▸ **Work to do**
Repeat the material below word for word and leave out all pictures.

Stored data entries:
>> start
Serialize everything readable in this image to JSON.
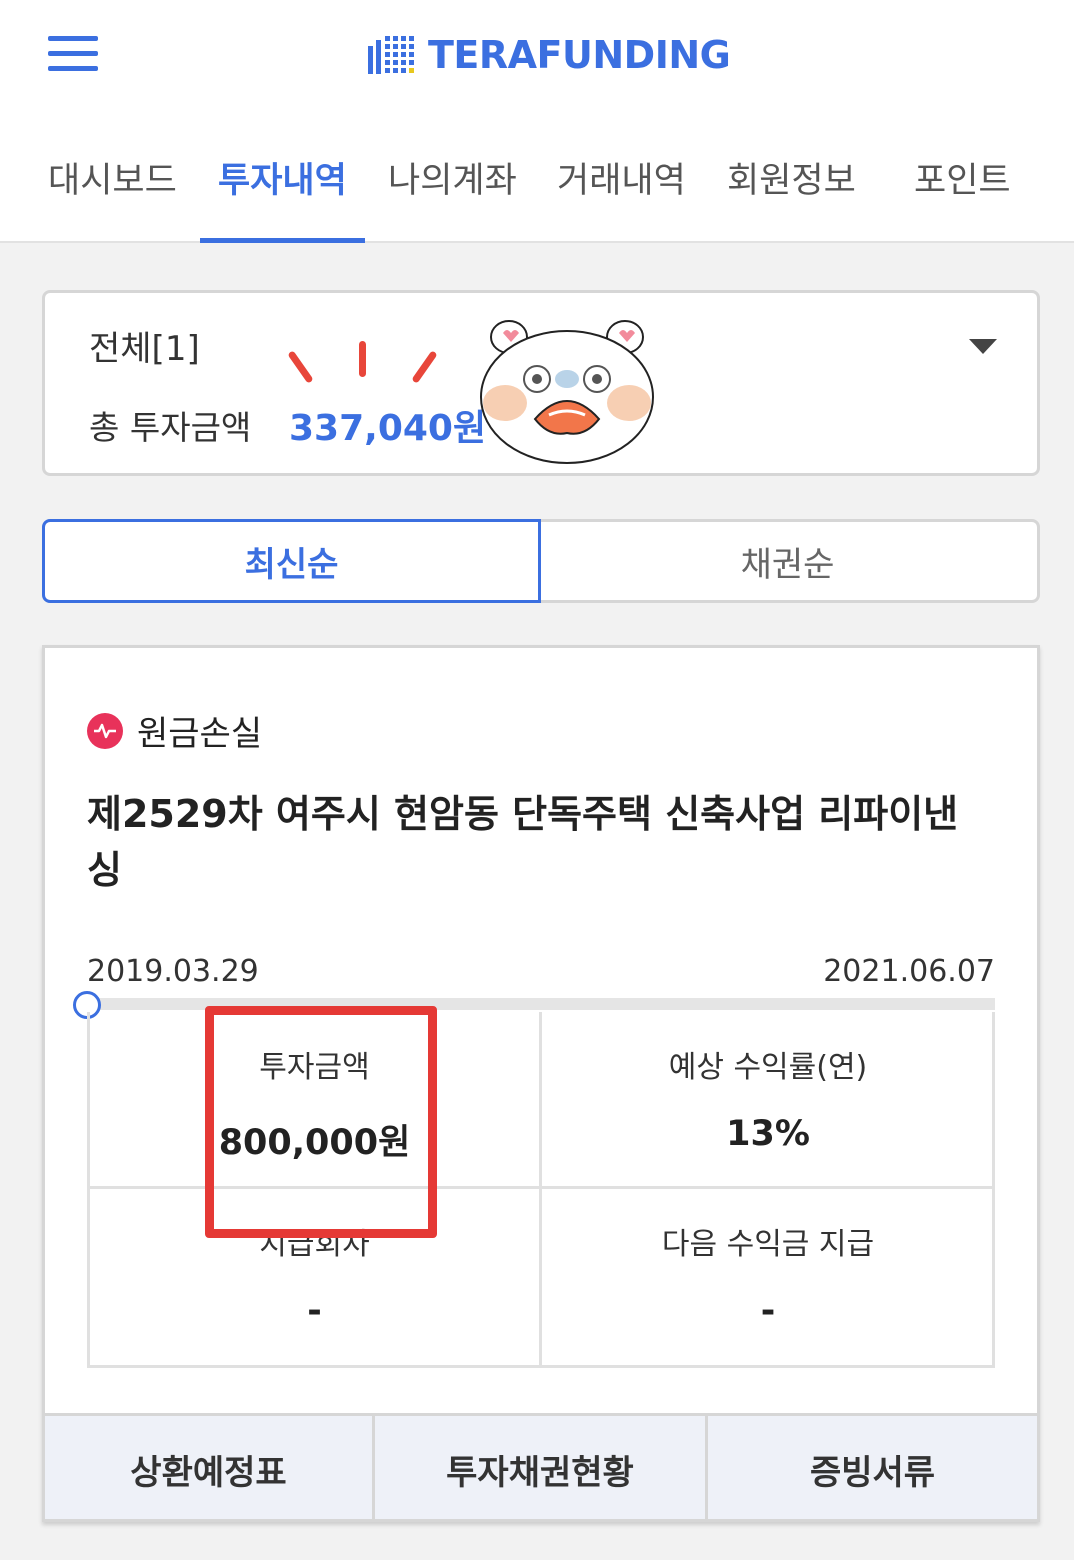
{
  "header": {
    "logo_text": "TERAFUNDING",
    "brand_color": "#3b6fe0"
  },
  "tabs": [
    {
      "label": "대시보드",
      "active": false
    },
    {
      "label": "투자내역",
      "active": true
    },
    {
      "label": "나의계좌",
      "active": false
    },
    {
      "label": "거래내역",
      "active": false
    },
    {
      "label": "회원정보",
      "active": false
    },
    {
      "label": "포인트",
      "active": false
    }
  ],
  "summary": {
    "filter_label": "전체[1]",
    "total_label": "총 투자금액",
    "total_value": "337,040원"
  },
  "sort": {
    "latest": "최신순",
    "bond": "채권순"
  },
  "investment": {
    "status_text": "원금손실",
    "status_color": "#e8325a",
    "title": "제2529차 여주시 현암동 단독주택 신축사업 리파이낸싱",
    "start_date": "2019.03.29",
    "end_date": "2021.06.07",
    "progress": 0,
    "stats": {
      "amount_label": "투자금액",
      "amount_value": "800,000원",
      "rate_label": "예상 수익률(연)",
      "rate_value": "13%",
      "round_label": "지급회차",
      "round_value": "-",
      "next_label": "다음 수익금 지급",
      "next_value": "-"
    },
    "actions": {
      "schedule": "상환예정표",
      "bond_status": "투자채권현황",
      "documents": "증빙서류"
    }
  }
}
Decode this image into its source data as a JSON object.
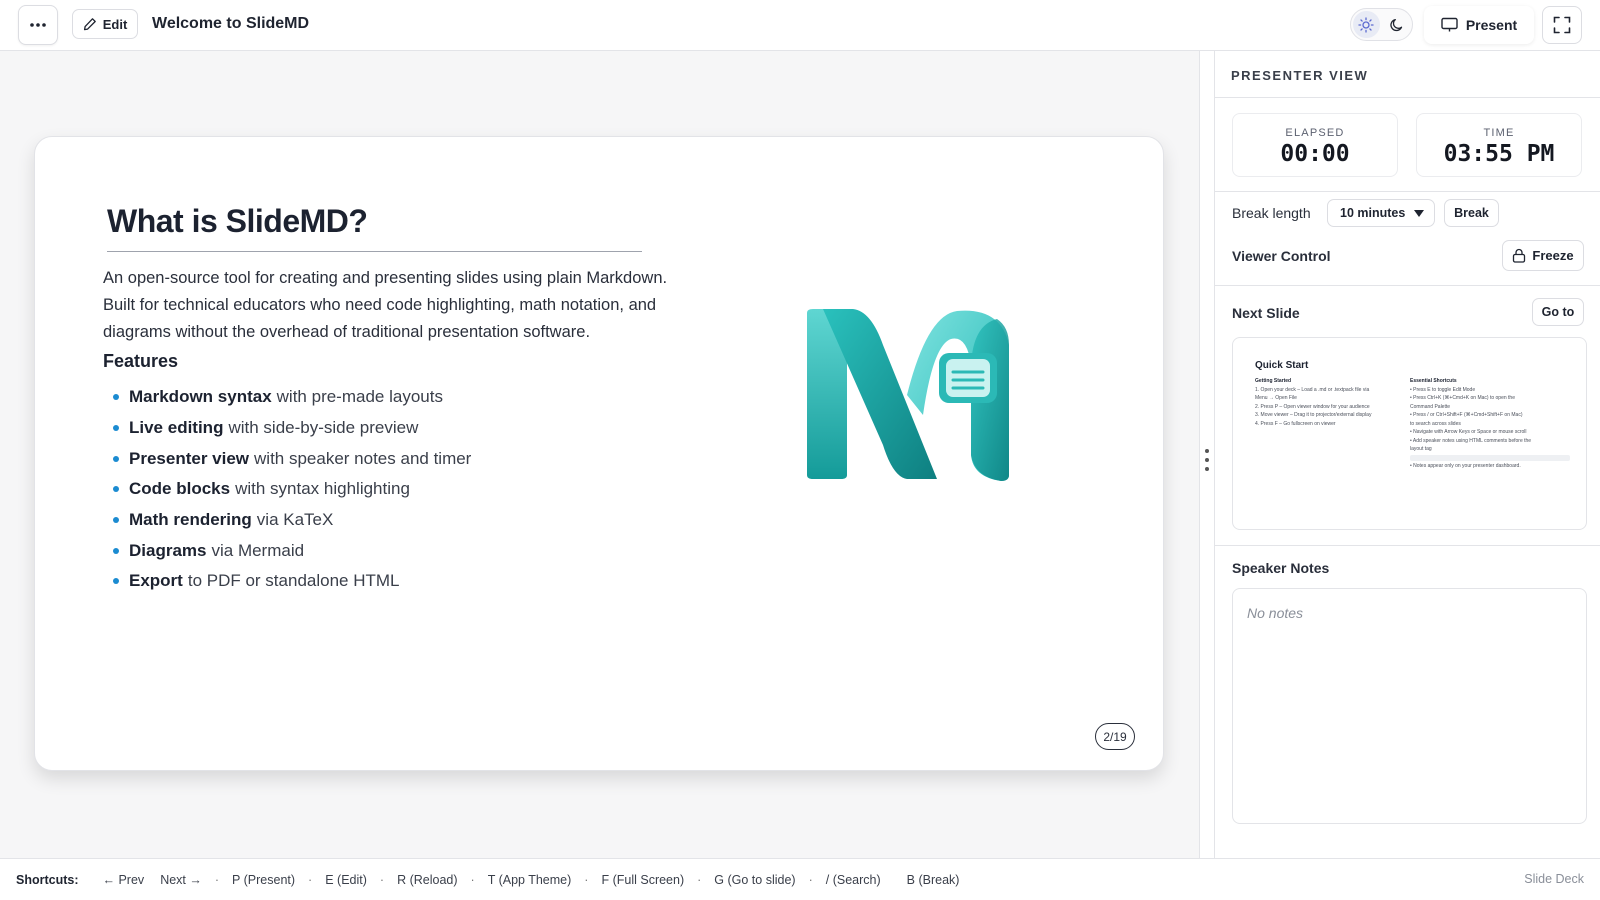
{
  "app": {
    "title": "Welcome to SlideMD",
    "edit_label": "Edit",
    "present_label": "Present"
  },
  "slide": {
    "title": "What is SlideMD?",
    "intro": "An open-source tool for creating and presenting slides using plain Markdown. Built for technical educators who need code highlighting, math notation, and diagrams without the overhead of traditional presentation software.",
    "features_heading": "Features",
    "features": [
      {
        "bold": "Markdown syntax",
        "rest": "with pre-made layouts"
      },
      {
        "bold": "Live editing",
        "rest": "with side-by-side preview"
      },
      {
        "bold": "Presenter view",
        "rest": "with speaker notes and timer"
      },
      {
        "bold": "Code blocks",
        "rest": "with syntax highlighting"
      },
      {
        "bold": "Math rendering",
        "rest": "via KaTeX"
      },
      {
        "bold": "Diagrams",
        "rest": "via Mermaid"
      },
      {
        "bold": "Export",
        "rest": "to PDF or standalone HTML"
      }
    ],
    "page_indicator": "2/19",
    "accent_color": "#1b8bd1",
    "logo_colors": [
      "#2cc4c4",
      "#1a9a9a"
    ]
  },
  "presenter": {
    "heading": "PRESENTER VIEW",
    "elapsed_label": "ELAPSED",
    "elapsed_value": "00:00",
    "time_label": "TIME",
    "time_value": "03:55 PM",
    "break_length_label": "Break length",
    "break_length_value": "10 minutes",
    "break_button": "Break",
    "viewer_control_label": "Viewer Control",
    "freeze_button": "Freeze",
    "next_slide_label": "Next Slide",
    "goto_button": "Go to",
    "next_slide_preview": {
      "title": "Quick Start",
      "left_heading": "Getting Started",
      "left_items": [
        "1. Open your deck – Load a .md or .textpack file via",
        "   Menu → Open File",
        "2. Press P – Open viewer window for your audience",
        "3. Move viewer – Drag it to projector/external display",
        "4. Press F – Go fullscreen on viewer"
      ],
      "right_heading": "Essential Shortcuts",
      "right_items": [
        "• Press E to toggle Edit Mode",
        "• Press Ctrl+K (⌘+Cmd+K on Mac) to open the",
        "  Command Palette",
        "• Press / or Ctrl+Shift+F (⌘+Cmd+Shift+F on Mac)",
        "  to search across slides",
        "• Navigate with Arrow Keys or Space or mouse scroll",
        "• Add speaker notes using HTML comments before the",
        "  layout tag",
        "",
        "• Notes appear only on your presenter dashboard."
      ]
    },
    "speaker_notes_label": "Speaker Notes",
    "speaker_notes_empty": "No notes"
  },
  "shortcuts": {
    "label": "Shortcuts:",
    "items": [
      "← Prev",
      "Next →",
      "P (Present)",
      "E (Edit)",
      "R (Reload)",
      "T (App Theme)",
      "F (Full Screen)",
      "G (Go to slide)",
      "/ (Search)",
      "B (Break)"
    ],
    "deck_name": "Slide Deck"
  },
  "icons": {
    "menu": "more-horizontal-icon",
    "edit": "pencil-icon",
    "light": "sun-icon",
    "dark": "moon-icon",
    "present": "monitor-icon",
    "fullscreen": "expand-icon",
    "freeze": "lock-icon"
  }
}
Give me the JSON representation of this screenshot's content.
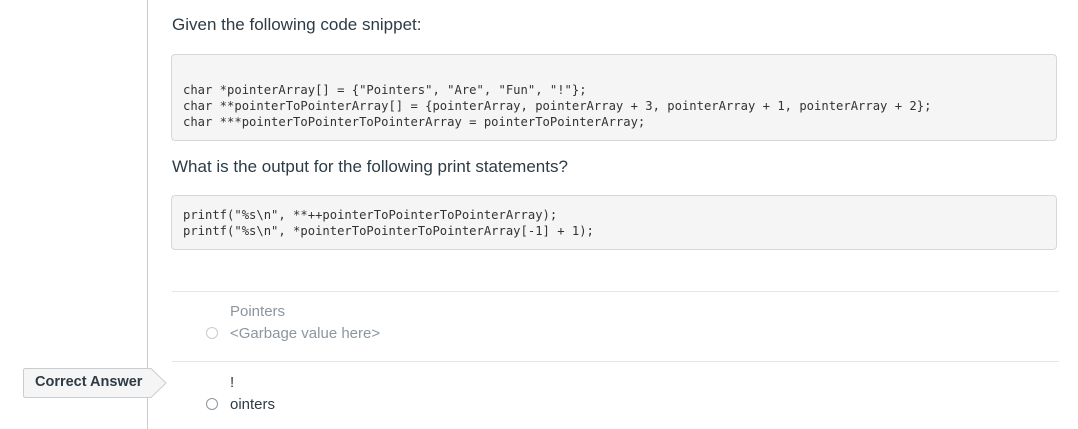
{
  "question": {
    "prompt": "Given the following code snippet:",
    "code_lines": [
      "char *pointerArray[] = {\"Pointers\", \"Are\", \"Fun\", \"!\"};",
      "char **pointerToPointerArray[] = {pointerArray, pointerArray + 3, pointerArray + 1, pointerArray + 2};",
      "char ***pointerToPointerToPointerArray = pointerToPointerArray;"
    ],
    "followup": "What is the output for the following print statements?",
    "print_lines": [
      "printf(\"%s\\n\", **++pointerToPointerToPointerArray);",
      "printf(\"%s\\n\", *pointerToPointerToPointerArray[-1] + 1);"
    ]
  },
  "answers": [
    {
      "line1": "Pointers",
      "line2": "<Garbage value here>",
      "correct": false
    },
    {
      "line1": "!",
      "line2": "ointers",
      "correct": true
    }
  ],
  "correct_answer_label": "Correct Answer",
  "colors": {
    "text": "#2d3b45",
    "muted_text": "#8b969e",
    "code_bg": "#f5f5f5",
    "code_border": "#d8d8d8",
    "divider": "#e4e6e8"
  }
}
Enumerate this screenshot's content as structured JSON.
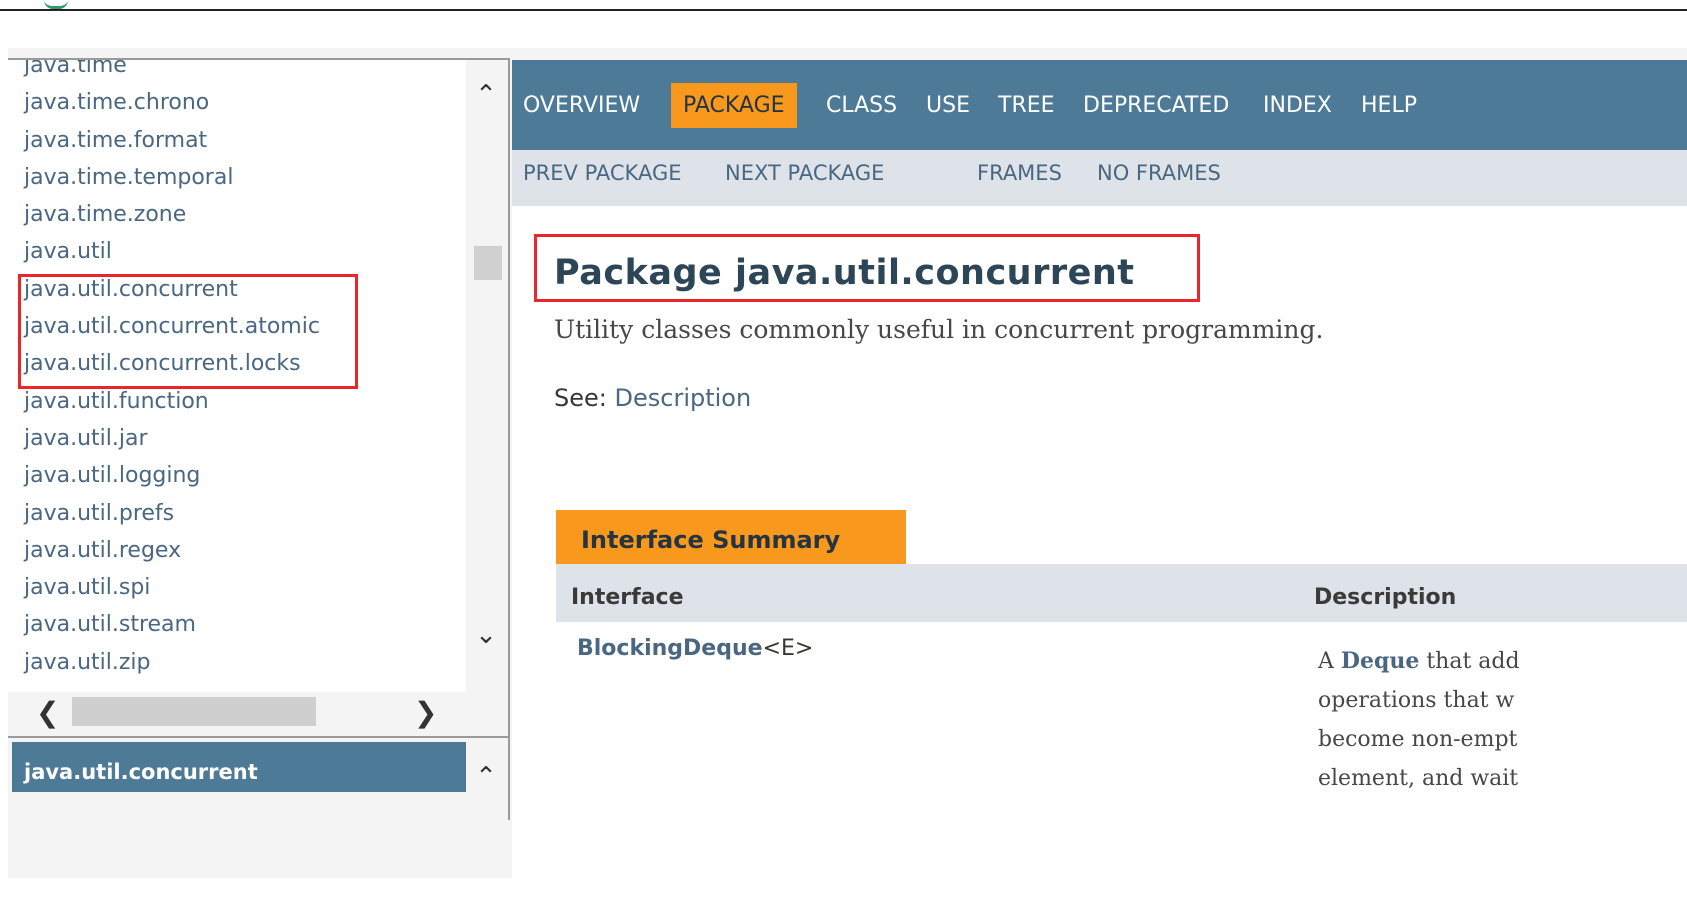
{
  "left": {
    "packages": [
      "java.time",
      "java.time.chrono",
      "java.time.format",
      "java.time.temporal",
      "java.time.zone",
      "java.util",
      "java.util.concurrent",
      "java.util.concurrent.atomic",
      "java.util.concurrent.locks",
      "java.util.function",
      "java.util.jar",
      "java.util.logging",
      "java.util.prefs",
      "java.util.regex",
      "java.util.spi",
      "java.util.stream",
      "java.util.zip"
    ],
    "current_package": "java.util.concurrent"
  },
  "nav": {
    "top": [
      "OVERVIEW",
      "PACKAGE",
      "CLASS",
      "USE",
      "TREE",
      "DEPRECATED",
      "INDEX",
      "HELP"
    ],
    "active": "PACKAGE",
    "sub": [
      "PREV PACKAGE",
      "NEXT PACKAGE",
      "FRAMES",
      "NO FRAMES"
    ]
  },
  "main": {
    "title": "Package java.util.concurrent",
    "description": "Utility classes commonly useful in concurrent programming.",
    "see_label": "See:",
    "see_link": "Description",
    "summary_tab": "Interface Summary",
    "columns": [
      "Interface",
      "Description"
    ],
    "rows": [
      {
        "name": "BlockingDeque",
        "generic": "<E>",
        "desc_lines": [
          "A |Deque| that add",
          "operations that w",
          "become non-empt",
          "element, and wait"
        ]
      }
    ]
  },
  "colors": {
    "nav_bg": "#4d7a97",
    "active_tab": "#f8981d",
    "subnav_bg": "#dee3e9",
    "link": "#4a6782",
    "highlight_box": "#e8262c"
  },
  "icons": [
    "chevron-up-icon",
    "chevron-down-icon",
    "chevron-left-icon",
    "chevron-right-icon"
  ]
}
>> end
▸ **Result for this task**
Serialize everything readable in this image to JSON.
{
  "header": {
    "logo_text": "TERAFUNDING",
    "brand_color": "#3b6fe0"
  },
  "tabs": [
    {
      "label": "대시보드",
      "active": false
    },
    {
      "label": "투자내역",
      "active": true
    },
    {
      "label": "나의계좌",
      "active": false
    },
    {
      "label": "거래내역",
      "active": false
    },
    {
      "label": "회원정보",
      "active": false
    },
    {
      "label": "포인트",
      "active": false
    }
  ],
  "summary": {
    "filter_label": "전체[1]",
    "total_label": "총 투자금액",
    "total_value": "337,040원"
  },
  "sort": {
    "latest": "최신순",
    "bond": "채권순"
  },
  "investment": {
    "status_text": "원금손실",
    "status_color": "#e8325a",
    "title": "제2529차 여주시 현암동 단독주택 신축사업 리파이낸싱",
    "start_date": "2019.03.29",
    "end_date": "2021.06.07",
    "progress": 0,
    "stats": {
      "amount_label": "투자금액",
      "amount_value": "800,000원",
      "rate_label": "예상 수익률(연)",
      "rate_value": "13%",
      "round_label": "지급회차",
      "round_value": "-",
      "next_label": "다음 수익금 지급",
      "next_value": "-"
    },
    "actions": {
      "schedule": "상환예정표",
      "bond_status": "투자채권현황",
      "documents": "증빙서류"
    }
  }
}
Decode this image into its source data as a JSON object.
{
  "app": {
    "title": "Welcome to SlideMD",
    "edit_label": "Edit",
    "present_label": "Present"
  },
  "slide": {
    "title": "What is SlideMD?",
    "intro": "An open-source tool for creating and presenting slides using plain Markdown. Built for technical educators who need code highlighting, math notation, and diagrams without the overhead of traditional presentation software.",
    "features_heading": "Features",
    "features": [
      {
        "bold": "Markdown syntax",
        "rest": "with pre-made layouts"
      },
      {
        "bold": "Live editing",
        "rest": "with side-by-side preview"
      },
      {
        "bold": "Presenter view",
        "rest": "with speaker notes and timer"
      },
      {
        "bold": "Code blocks",
        "rest": "with syntax highlighting"
      },
      {
        "bold": "Math rendering",
        "rest": "via KaTeX"
      },
      {
        "bold": "Diagrams",
        "rest": "via Mermaid"
      },
      {
        "bold": "Export",
        "rest": "to PDF or standalone HTML"
      }
    ],
    "page_indicator": "2/19",
    "accent_color": "#1b8bd1",
    "logo_colors": [
      "#2cc4c4",
      "#1a9a9a"
    ]
  },
  "presenter": {
    "heading": "PRESENTER VIEW",
    "elapsed_label": "ELAPSED",
    "elapsed_value": "00:00",
    "time_label": "TIME",
    "time_value": "03:55 PM",
    "break_length_label": "Break length",
    "break_length_value": "10 minutes",
    "break_button": "Break",
    "viewer_control_label": "Viewer Control",
    "freeze_button": "Freeze",
    "next_slide_label": "Next Slide",
    "goto_button": "Go to",
    "next_slide_preview": {
      "title": "Quick Start",
      "left_heading": "Getting Started",
      "left_items": [
        "1. Open your deck – Load a .md or .textpack file via",
        "   Menu → Open File",
        "2. Press P – Open viewer window for your audience",
        "3. Move viewer – Drag it to projector/external display",
        "4. Press F – Go fullscreen on viewer"
      ],
      "right_heading": "Essential Shortcuts",
      "right_items": [
        "• Press E to toggle Edit Mode",
        "• Press Ctrl+K (⌘+Cmd+K on Mac) to open the",
        "  Command Palette",
        "• Press / or Ctrl+Shift+F (⌘+Cmd+Shift+F on Mac)",
        "  to search across slides",
        "• Navigate with Arrow Keys or Space or mouse scroll",
        "• Add speaker notes using HTML comments before the",
        "  layout tag",
        "",
        "• Notes appear only on your presenter dashboard."
      ]
    },
    "speaker_notes_label": "Speaker Notes",
    "speaker_notes_empty": "No notes"
  },
  "shortcuts": {
    "label": "Shortcuts:",
    "items": [
      "← Prev",
      "Next →",
      "P (Present)",
      "E (Edit)",
      "R (Reload)",
      "T (App Theme)",
      "F (Full Screen)",
      "G (Go to slide)",
      "/ (Search)",
      "B (Break)"
    ],
    "deck_name": "Slide Deck"
  },
  "icons": {
    "menu": "more-horizontal-icon",
    "edit": "pencil-icon",
    "light": "sun-icon",
    "dark": "moon-icon",
    "present": "monitor-icon",
    "fullscreen": "expand-icon",
    "freeze": "lock-icon"
  }
}
Give me the JSON representation of this screenshot's content.
{
  "question": {
    "prompt": "Given the following code snippet:",
    "code_lines": [
      "char *pointerArray[] = {\"Pointers\", \"Are\", \"Fun\", \"!\"};",
      "char **pointerToPointerArray[] = {pointerArray, pointerArray + 3, pointerArray + 1, pointerArray + 2};",
      "char ***pointerToPointerToPointerArray = pointerToPointerArray;"
    ],
    "followup": "What is the output for the following print statements?",
    "print_lines": [
      "printf(\"%s\\n\", **++pointerToPointerToPointerArray);",
      "printf(\"%s\\n\", *pointerToPointerToPointerArray[-1] + 1);"
    ]
  },
  "answers": [
    {
      "line1": "Pointers",
      "line2": "<Garbage value here>",
      "correct": false
    },
    {
      "line1": "!",
      "line2": "ointers",
      "correct": true
    }
  ],
  "correct_answer_label": "Correct Answer",
  "colors": {
    "text": "#2d3b45",
    "muted_text": "#8b969e",
    "code_bg": "#f5f5f5",
    "code_border": "#d8d8d8",
    "divider": "#e4e6e8"
  }
}
Enumerate this screenshot's content as structured JSON.
{
  "left": {
    "packages": [
      "java.time",
      "java.time.chrono",
      "java.time.format",
      "java.time.temporal",
      "java.time.zone",
      "java.util",
      "java.util.concurrent",
      "java.util.concurrent.atomic",
      "java.util.concurrent.locks",
      "java.util.function",
      "java.util.jar",
      "java.util.logging",
      "java.util.prefs",
      "java.util.regex",
      "java.util.spi",
      "java.util.stream",
      "java.util.zip"
    ],
    "current_package": "java.util.concurrent"
  },
  "nav": {
    "top": [
      "OVERVIEW",
      "PACKAGE",
      "CLASS",
      "USE",
      "TREE",
      "DEPRECATED",
      "INDEX",
      "HELP"
    ],
    "active": "PACKAGE",
    "sub": [
      "PREV PACKAGE",
      "NEXT PACKAGE",
      "FRAMES",
      "NO FRAMES"
    ]
  },
  "main": {
    "title": "Package java.util.concurrent",
    "description": "Utility classes commonly useful in concurrent programming.",
    "see_label": "See:",
    "see_link": "Description",
    "summary_tab": "Interface Summary",
    "columns": [
      "Interface",
      "Description"
    ],
    "rows": [
      {
        "name": "BlockingDeque",
        "generic": "<E>",
        "desc_lines": [
          "A |Deque| that add",
          "operations that w",
          "become non-empt",
          "element, and wait"
        ]
      }
    ]
  },
  "colors": {
    "nav_bg": "#4d7a97",
    "active_tab": "#f8981d",
    "subnav_bg": "#dee3e9",
    "link": "#4a6782",
    "highlight_box": "#e8262c"
  },
  "icons": [
    "chevron-up-icon",
    "chevron-down-icon",
    "chevron-left-icon",
    "chevron-right-icon"
  ]
}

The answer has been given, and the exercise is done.